# The request:
In your copy, leave out the pictures; write out all the data exactly.

Collected data
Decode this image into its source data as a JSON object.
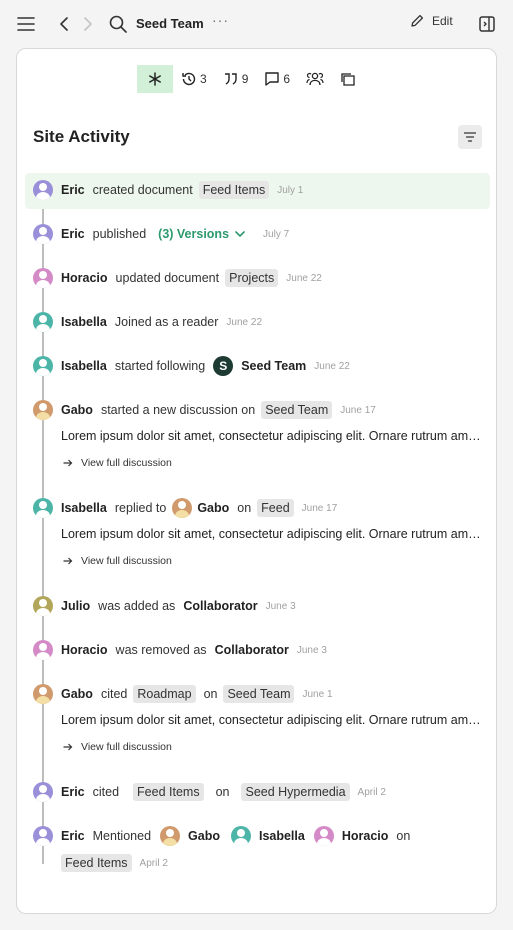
{
  "topbar": {
    "title": "Seed Team",
    "more": "···",
    "edit_label": "Edit"
  },
  "filters": [
    {
      "icon": "asterisk-icon",
      "count": ""
    },
    {
      "icon": "history-icon",
      "count": "3"
    },
    {
      "icon": "quote-icon",
      "count": "9"
    },
    {
      "icon": "comment-icon",
      "count": "6"
    },
    {
      "icon": "people-icon",
      "count": ""
    },
    {
      "icon": "copy-icon",
      "count": ""
    }
  ],
  "section_title": "Site Activity",
  "link_label": "View full discussion",
  "lorem": "Lorem ipsum dolor sit amet, consectetur adipiscing elit. Ornare rutrum amet, a tempor",
  "activity": {
    "a1": {
      "name": "Eric",
      "text": "created document",
      "tag": "Feed Items",
      "date": "July 1"
    },
    "a2": {
      "name": "Eric",
      "text": "published",
      "versions": "(3) Versions",
      "date": "July 7"
    },
    "a3": {
      "name": "Horacio",
      "text": "updated document",
      "tag": "Projects",
      "date": "June 22"
    },
    "a4": {
      "name": "Isabella",
      "text": "Joined as a reader",
      "date": "June 22"
    },
    "a5": {
      "name": "Isabella",
      "text": "started following",
      "logo": "S",
      "target": "Seed Team",
      "date": "June 22"
    },
    "a6": {
      "name": "Gabo",
      "text": "started a new discussion on",
      "tag": "Seed Team",
      "date": "June 17"
    },
    "a7": {
      "name": "Isabella",
      "text": "replied to",
      "target": "Gabo",
      "on": "on",
      "tag": "Feed",
      "date": "June 17"
    },
    "a8": {
      "name": "Julio",
      "text": "was added as",
      "role": "Collaborator",
      "date": "June 3"
    },
    "a9": {
      "name": "Horacio",
      "text": "was removed as",
      "role": "Collaborator",
      "date": "June 3"
    },
    "a10": {
      "name": "Gabo",
      "text": "cited",
      "tag": "Roadmap",
      "on": "on",
      "tag2": "Seed Team",
      "date": "June 1"
    },
    "a11": {
      "name": "Eric",
      "text": "cited",
      "tag": "Feed Items",
      "on": "on",
      "tag2": "Seed Hypermedia",
      "date": "April 2"
    },
    "a12": {
      "name": "Eric",
      "text": "Mentioned",
      "m1": "Gabo",
      "m2": "Isabella",
      "m3": "Horacio",
      "on": "on",
      "tag": "Feed Items",
      "date": "April 2"
    }
  },
  "colors": {
    "accent_green": "#2c9a6e",
    "highlight": "#eef7ee",
    "active_filter": "#d2f0d7"
  }
}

# Finished exercise:
Decode this image into its source data as a JSON object.
{
  "topbar": {
    "title": "Seed Team",
    "more": "···",
    "edit_label": "Edit"
  },
  "filters": [
    {
      "icon": "asterisk-icon",
      "count": ""
    },
    {
      "icon": "history-icon",
      "count": "3"
    },
    {
      "icon": "quote-icon",
      "count": "9"
    },
    {
      "icon": "comment-icon",
      "count": "6"
    },
    {
      "icon": "people-icon",
      "count": ""
    },
    {
      "icon": "copy-icon",
      "count": ""
    }
  ],
  "section_title": "Site Activity",
  "link_label": "View full discussion",
  "lorem": "Lorem ipsum dolor sit amet, consectetur adipiscing elit. Ornare rutrum amet, a tempor",
  "activity": {
    "a1": {
      "name": "Eric",
      "text": "created document",
      "tag": "Feed Items",
      "date": "July 1"
    },
    "a2": {
      "name": "Eric",
      "text": "published",
      "versions": "(3) Versions",
      "date": "July 7"
    },
    "a3": {
      "name": "Horacio",
      "text": "updated document",
      "tag": "Projects",
      "date": "June 22"
    },
    "a4": {
      "name": "Isabella",
      "text": "Joined as a reader",
      "date": "June 22"
    },
    "a5": {
      "name": "Isabella",
      "text": "started following",
      "logo": "S",
      "target": "Seed Team",
      "date": "June 22"
    },
    "a6": {
      "name": "Gabo",
      "text": "started a new discussion on",
      "tag": "Seed Team",
      "date": "June 17"
    },
    "a7": {
      "name": "Isabella",
      "text": "replied to",
      "target": "Gabo",
      "on": "on",
      "tag": "Feed",
      "date": "June 17"
    },
    "a8": {
      "name": "Julio",
      "text": "was added as",
      "role": "Collaborator",
      "date": "June 3"
    },
    "a9": {
      "name": "Horacio",
      "text": "was removed as",
      "role": "Collaborator",
      "date": "June 3"
    },
    "a10": {
      "name": "Gabo",
      "text": "cited",
      "tag": "Roadmap",
      "on": "on",
      "tag2": "Seed Team",
      "date": "June 1"
    },
    "a11": {
      "name": "Eric",
      "text": "cited",
      "tag": "Feed Items",
      "on": "on",
      "tag2": "Seed Hypermedia",
      "date": "April 2"
    },
    "a12": {
      "name": "Eric",
      "text": "Mentioned",
      "m1": "Gabo",
      "m2": "Isabella",
      "m3": "Horacio",
      "on": "on",
      "tag": "Feed Items",
      "date": "April 2"
    }
  },
  "colors": {
    "accent_green": "#2c9a6e",
    "highlight": "#eef7ee",
    "active_filter": "#d2f0d7"
  }
}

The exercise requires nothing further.